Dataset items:
----------

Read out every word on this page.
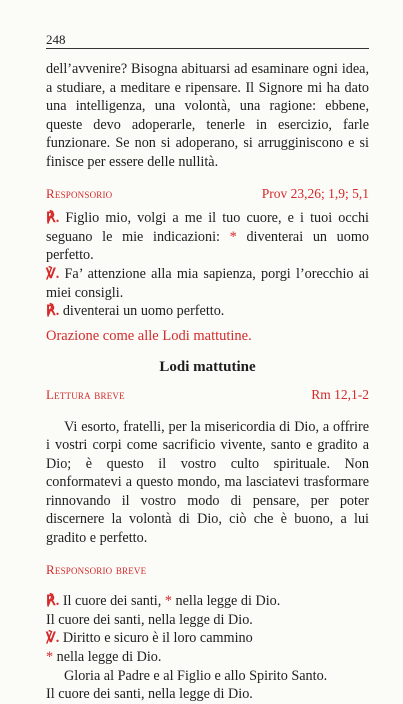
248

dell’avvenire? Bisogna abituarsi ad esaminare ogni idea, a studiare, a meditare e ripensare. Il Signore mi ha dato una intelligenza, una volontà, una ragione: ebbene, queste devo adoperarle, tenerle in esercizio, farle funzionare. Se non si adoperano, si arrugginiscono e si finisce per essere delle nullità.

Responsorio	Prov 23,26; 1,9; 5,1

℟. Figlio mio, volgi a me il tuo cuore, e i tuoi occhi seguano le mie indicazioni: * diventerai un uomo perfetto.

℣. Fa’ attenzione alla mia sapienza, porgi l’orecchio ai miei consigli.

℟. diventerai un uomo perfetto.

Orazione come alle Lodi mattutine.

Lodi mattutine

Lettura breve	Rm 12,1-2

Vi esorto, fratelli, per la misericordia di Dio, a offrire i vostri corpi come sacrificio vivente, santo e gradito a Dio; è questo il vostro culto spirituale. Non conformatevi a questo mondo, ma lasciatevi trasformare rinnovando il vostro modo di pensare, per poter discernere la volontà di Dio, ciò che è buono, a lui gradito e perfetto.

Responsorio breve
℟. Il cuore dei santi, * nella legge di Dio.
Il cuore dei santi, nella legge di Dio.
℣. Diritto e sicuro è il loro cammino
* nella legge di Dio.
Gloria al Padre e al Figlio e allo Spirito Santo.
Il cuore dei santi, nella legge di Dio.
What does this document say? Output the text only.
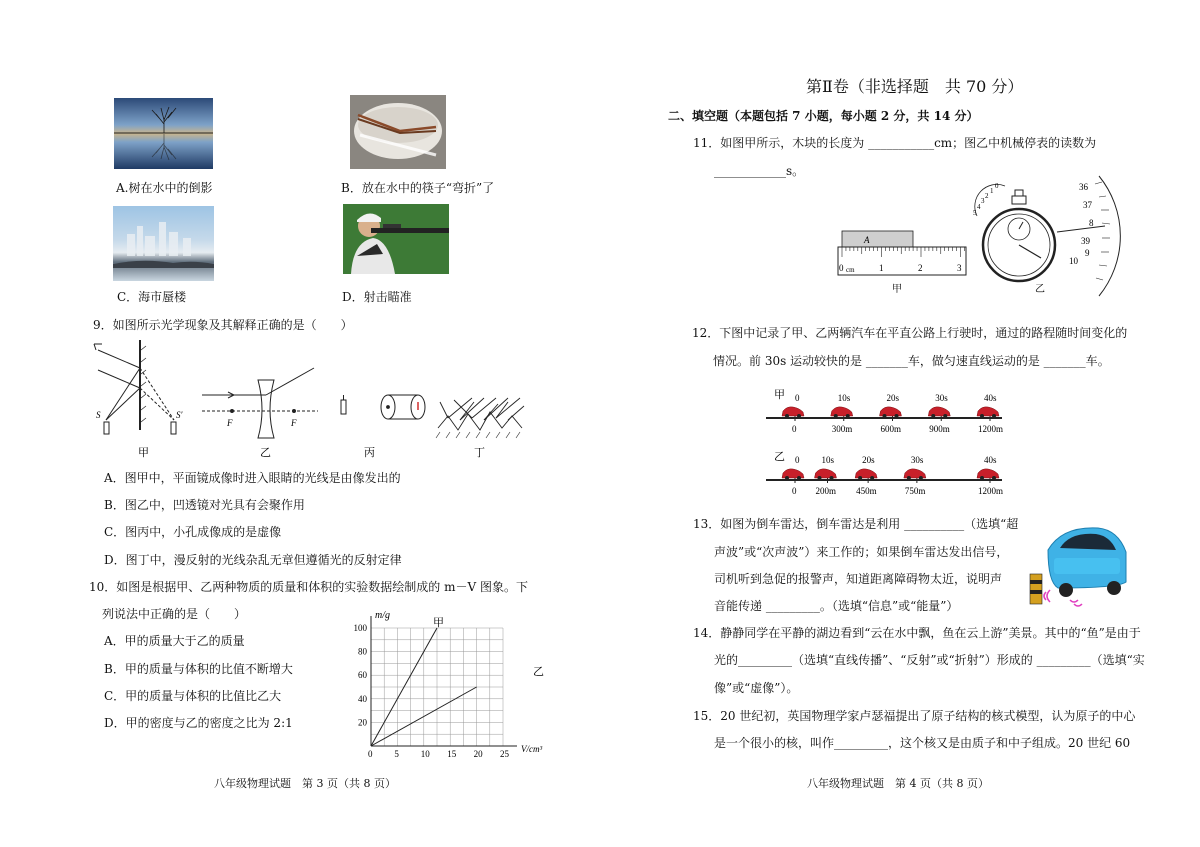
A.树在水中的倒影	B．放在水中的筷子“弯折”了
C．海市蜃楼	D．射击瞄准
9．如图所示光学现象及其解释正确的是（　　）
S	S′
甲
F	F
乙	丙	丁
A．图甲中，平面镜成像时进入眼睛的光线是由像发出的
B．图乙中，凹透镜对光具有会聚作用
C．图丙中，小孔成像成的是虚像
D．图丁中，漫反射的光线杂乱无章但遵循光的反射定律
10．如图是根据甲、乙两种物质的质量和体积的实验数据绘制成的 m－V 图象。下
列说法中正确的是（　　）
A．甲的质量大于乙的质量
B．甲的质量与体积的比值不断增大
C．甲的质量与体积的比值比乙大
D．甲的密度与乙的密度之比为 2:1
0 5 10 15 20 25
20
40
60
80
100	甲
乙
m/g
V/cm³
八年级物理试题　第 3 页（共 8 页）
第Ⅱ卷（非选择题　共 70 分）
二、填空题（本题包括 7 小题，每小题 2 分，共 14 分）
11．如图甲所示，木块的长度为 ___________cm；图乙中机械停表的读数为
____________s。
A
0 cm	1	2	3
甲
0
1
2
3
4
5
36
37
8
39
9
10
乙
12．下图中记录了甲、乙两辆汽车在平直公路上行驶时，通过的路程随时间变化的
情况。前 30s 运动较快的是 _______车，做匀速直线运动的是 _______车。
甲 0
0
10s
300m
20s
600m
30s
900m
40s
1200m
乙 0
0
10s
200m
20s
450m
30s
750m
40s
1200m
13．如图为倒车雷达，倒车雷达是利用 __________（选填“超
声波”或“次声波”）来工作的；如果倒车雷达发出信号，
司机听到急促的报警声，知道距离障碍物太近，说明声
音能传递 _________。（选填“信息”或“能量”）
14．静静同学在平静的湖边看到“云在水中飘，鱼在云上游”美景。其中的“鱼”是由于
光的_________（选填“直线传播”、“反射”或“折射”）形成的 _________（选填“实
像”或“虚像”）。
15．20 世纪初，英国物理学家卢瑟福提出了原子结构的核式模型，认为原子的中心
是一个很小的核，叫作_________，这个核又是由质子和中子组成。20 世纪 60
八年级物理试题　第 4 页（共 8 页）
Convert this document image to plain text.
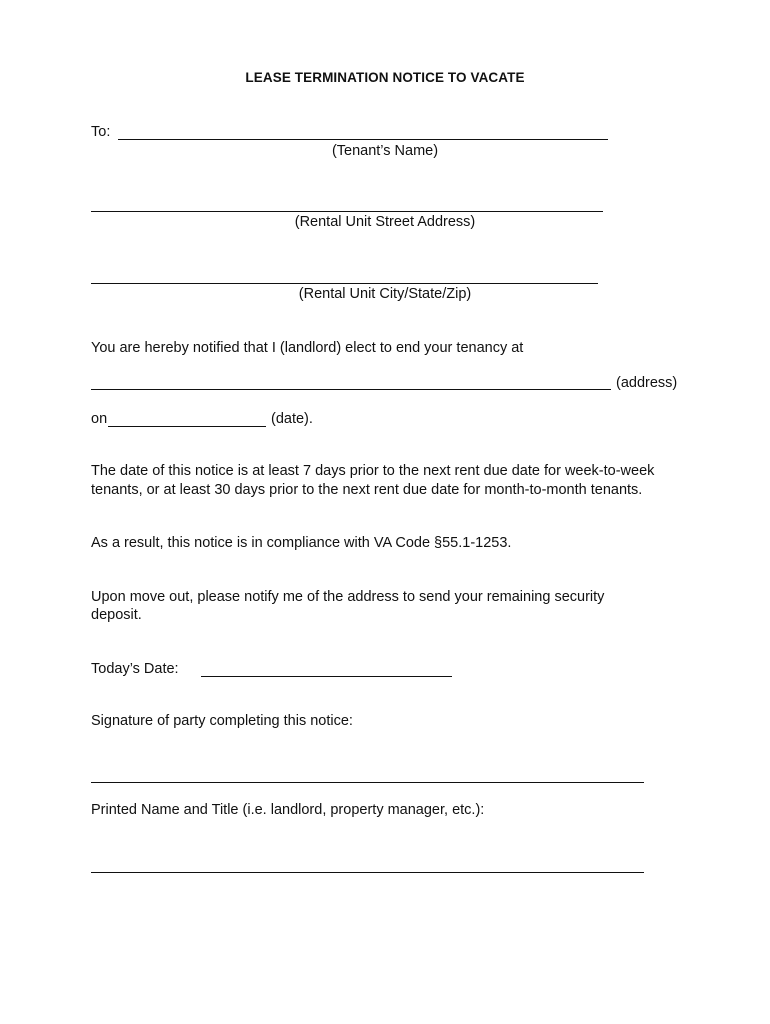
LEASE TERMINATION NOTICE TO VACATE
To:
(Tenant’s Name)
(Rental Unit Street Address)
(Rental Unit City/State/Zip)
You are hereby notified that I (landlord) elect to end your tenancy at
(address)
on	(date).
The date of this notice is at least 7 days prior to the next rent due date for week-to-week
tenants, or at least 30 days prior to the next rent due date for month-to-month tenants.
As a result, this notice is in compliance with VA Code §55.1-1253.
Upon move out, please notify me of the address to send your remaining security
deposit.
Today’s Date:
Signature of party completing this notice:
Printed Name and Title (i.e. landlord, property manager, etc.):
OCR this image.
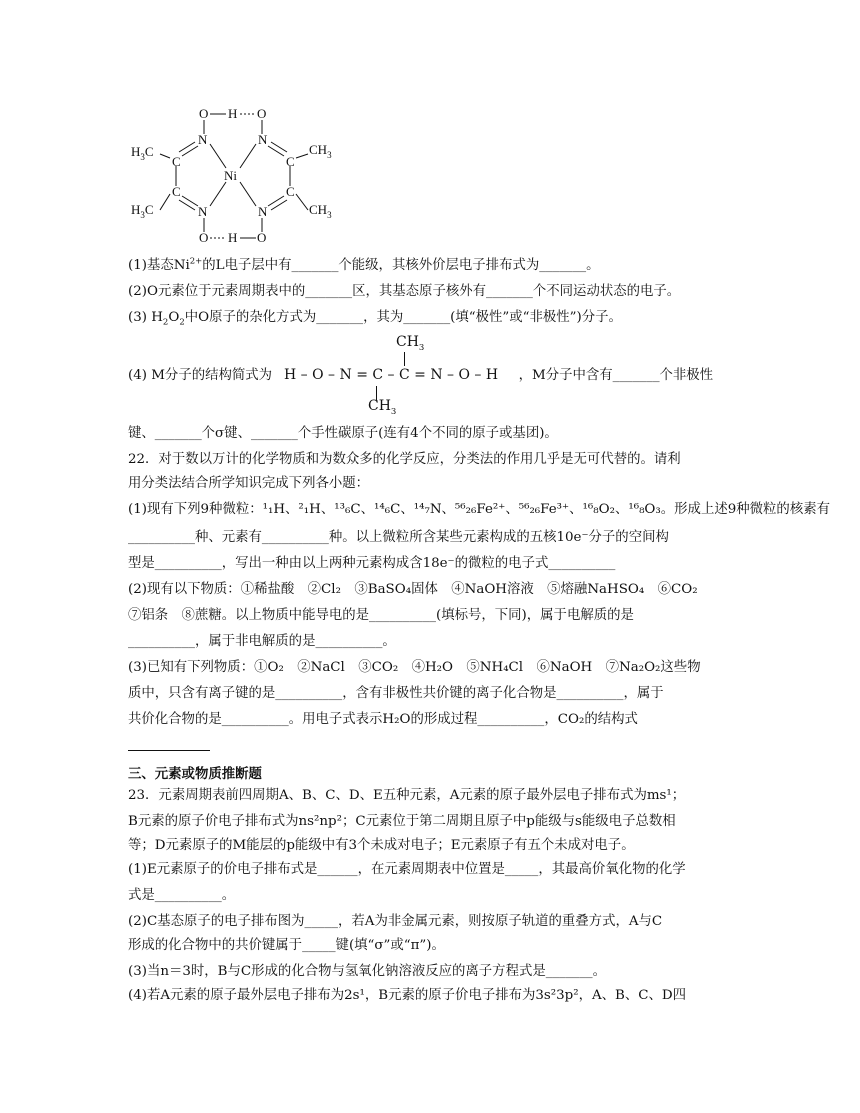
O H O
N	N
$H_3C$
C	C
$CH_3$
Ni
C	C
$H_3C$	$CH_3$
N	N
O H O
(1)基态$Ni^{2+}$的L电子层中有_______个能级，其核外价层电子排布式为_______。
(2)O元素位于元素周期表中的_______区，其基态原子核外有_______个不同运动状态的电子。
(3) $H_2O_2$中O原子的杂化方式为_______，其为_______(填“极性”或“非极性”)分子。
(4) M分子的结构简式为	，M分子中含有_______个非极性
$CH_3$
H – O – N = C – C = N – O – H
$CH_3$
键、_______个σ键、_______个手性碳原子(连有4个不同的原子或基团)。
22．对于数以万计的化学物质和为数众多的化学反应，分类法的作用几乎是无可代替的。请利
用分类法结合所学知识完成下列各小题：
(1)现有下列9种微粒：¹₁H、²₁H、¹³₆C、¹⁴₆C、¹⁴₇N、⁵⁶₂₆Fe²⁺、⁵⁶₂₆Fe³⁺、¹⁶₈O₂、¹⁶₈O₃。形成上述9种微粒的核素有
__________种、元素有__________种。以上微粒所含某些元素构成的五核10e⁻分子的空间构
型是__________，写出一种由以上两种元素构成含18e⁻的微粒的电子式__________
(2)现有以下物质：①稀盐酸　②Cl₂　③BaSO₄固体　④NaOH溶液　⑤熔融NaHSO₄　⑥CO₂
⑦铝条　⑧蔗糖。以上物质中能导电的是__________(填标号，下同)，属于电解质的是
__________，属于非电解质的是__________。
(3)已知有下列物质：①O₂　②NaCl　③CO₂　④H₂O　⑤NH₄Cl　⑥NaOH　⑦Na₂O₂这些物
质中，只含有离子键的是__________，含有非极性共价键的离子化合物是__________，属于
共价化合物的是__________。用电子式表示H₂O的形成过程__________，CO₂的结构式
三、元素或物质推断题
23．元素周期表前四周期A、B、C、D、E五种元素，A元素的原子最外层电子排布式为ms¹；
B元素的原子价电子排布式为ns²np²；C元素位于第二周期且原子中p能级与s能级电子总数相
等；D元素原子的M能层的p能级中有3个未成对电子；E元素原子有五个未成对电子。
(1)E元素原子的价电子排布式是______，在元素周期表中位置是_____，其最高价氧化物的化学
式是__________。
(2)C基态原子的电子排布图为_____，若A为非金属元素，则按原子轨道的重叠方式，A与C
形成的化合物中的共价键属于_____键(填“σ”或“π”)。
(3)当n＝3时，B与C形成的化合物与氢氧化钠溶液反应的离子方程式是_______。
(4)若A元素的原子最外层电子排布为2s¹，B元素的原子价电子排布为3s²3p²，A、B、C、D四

----------

_Problem to solve_
Except for the pictures, reproduce every line exactly.

_Response to this exercise_
Read out every word on this page.
248

dell’avvenire? Bisogna abituarsi ad esaminare ogni idea, a studiare, a meditare e ripensare. Il Signore mi ha dato una intelligenza, una volontà, una ragione: ebbene, queste devo adoperarle, tenerle in esercizio, farle funzionare. Se non si adoperano, si arrugginiscono e si finisce per essere delle nullità.

Responsorio	Prov 23,26; 1,9; 5,1

℟. Figlio mio, volgi a me il tuo cuore, e i tuoi occhi seguano le mie indicazioni: * diventerai un uomo perfetto.

℣. Fa’ attenzione alla mia sapienza, porgi l’orecchio ai miei consigli.

℟. diventerai un uomo perfetto.

Orazione come alle Lodi mattutine.

Lodi mattutine

Lettura breve	Rm 12,1-2

Vi esorto, fratelli, per la misericordia di Dio, a offrire i vostri corpi come sacrificio vivente, santo e gradito a Dio; è questo il vostro culto spirituale. Non conformatevi a questo mondo, ma lasciatevi trasformare rinnovando il vostro modo di pensare, per poter discernere la volontà di Dio, ciò che è buono, a lui gradito e perfetto.

Responsorio breve
℟. Il cuore dei santi, * nella legge di Dio.
Il cuore dei santi, nella legge di Dio.
℣. Diritto e sicuro è il loro cammino
* nella legge di Dio.
Gloria al Padre e al Figlio e allo Spirito Santo.
Il cuore dei santi, nella legge di Dio.
What does this document say? Output the text only.
A.树在水中的倒影	B．放在水中的筷子“弯折”了
C．海市蜃楼	D．射击瞄准
9．如图所示光学现象及其解释正确的是（　　）
S	S′
甲
F	F
乙	丙	丁
A．图甲中，平面镜成像时进入眼睛的光线是由像发出的
B．图乙中，凹透镜对光具有会聚作用
C．图丙中，小孔成像成的是虚像
D．图丁中，漫反射的光线杂乱无章但遵循光的反射定律
10．如图是根据甲、乙两种物质的质量和体积的实验数据绘制成的 m－V 图象。下
列说法中正确的是（　　）
A．甲的质量大于乙的质量
B．甲的质量与体积的比值不断增大
C．甲的质量与体积的比值比乙大
D．甲的密度与乙的密度之比为 2:1
0 5 10 15 20 25
20
40
60
80
100	甲
乙
m/g
V/cm³
八年级物理试题　第 3 页（共 8 页）
第Ⅱ卷（非选择题　共 70 分）
二、填空题（本题包括 7 小题，每小题 2 分，共 14 分）
11．如图甲所示，木块的长度为 ___________cm；图乙中机械停表的读数为
____________s。
A
0 cm	1	2	3
甲
0
1
2
3
4
5
36
37
8
39
9
10
乙
12．下图中记录了甲、乙两辆汽车在平直公路上行驶时，通过的路程随时间变化的
情况。前 30s 运动较快的是 _______车，做匀速直线运动的是 _______车。
甲 0
0
10s
300m
20s
600m
30s
900m
40s
1200m
乙 0
0
10s
200m
20s
450m
30s
750m
40s
1200m
13．如图为倒车雷达，倒车雷达是利用 __________（选填“超
声波”或“次声波”）来工作的；如果倒车雷达发出信号，
司机听到急促的报警声，知道距离障碍物太近，说明声
音能传递 _________。（选填“信息”或“能量”）
14．静静同学在平静的湖边看到“云在水中飘，鱼在云上游”美景。其中的“鱼”是由于
光的_________（选填“直线传播”、“反射”或“折射”）形成的 _________（选填“实
像”或“虚像”）。
15．20 世纪初，英国物理学家卢瑟福提出了原子结构的核式模型，认为原子的中心
是一个很小的核，叫作_________，这个核又是由质子和中子组成。20 世纪 60
八年级物理试题　第 4 页（共 8 页）
Convert this document image to plain text.
LEASE TERMINATION NOTICE TO VACATE
To:
(Tenant’s Name)
(Rental Unit Street Address)
(Rental Unit City/State/Zip)
You are hereby notified that I (landlord) elect to end your tenancy at
(address)
on	(date).
The date of this notice is at least 7 days prior to the next rent due date for week-to-week
tenants, or at least 30 days prior to the next rent due date for month-to-month tenants.
As a result, this notice is in compliance with VA Code §55.1-1253.
Upon move out, please notify me of the address to send your remaining security
deposit.
Today’s Date:
Signature of party completing this notice:
Printed Name and Title (i.e. landlord, property manager, etc.):
OCR this image.
O H O
N	N
$H_3C$
C	C
$CH_3$
Ni
C	C
$H_3C$	$CH_3$
N	N
O H O
(1)基态$Ni^{2+}$的L电子层中有_______个能级，其核外价层电子排布式为_______。
(2)O元素位于元素周期表中的_______区，其基态原子核外有_______个不同运动状态的电子。
(3) $H_2O_2$中O原子的杂化方式为_______，其为_______(填“极性”或“非极性”)分子。
(4) M分子的结构简式为	，M分子中含有_______个非极性
$CH_3$
H – O – N = C – C = N – O – H
$CH_3$
键、_______个σ键、_______个手性碳原子(连有4个不同的原子或基团)。
22．对于数以万计的化学物质和为数众多的化学反应，分类法的作用几乎是无可代替的。请利
用分类法结合所学知识完成下列各小题：
(1)现有下列9种微粒：¹₁H、²₁H、¹³₆C、¹⁴₆C、¹⁴₇N、⁵⁶₂₆Fe²⁺、⁵⁶₂₆Fe³⁺、¹⁶₈O₂、¹⁶₈O₃。形成上述9种微粒的核素有
__________种、元素有__________种。以上微粒所含某些元素构成的五核10e⁻分子的空间构
型是__________，写出一种由以上两种元素构成含18e⁻的微粒的电子式__________
(2)现有以下物质：①稀盐酸　②Cl₂　③BaSO₄固体　④NaOH溶液　⑤熔融NaHSO₄　⑥CO₂
⑦铝条　⑧蔗糖。以上物质中能导电的是__________(填标号，下同)，属于电解质的是
__________，属于非电解质的是__________。
(3)已知有下列物质：①O₂　②NaCl　③CO₂　④H₂O　⑤NH₄Cl　⑥NaOH　⑦Na₂O₂这些物
质中，只含有离子键的是__________，含有非极性共价键的离子化合物是__________，属于
共价化合物的是__________。用电子式表示H₂O的形成过程__________，CO₂的结构式
三、元素或物质推断题
23．元素周期表前四周期A、B、C、D、E五种元素，A元素的原子最外层电子排布式为ms¹；
B元素的原子价电子排布式为ns²np²；C元素位于第二周期且原子中p能级与s能级电子总数相
等；D元素原子的M能层的p能级中有3个未成对电子；E元素原子有五个未成对电子。
(1)E元素原子的价电子排布式是______，在元素周期表中位置是_____，其最高价氧化物的化学
式是__________。
(2)C基态原子的电子排布图为_____，若A为非金属元素，则按原子轨道的重叠方式，A与C
形成的化合物中的共价键属于_____键(填“σ”或“π”)。
(3)当n＝3时，B与C形成的化合物与氢氧化钠溶液反应的离子方程式是_______。
(4)若A元素的原子最外层电子排布为2s¹，B元素的原子价电子排布为3s²3p²，A、B、C、D四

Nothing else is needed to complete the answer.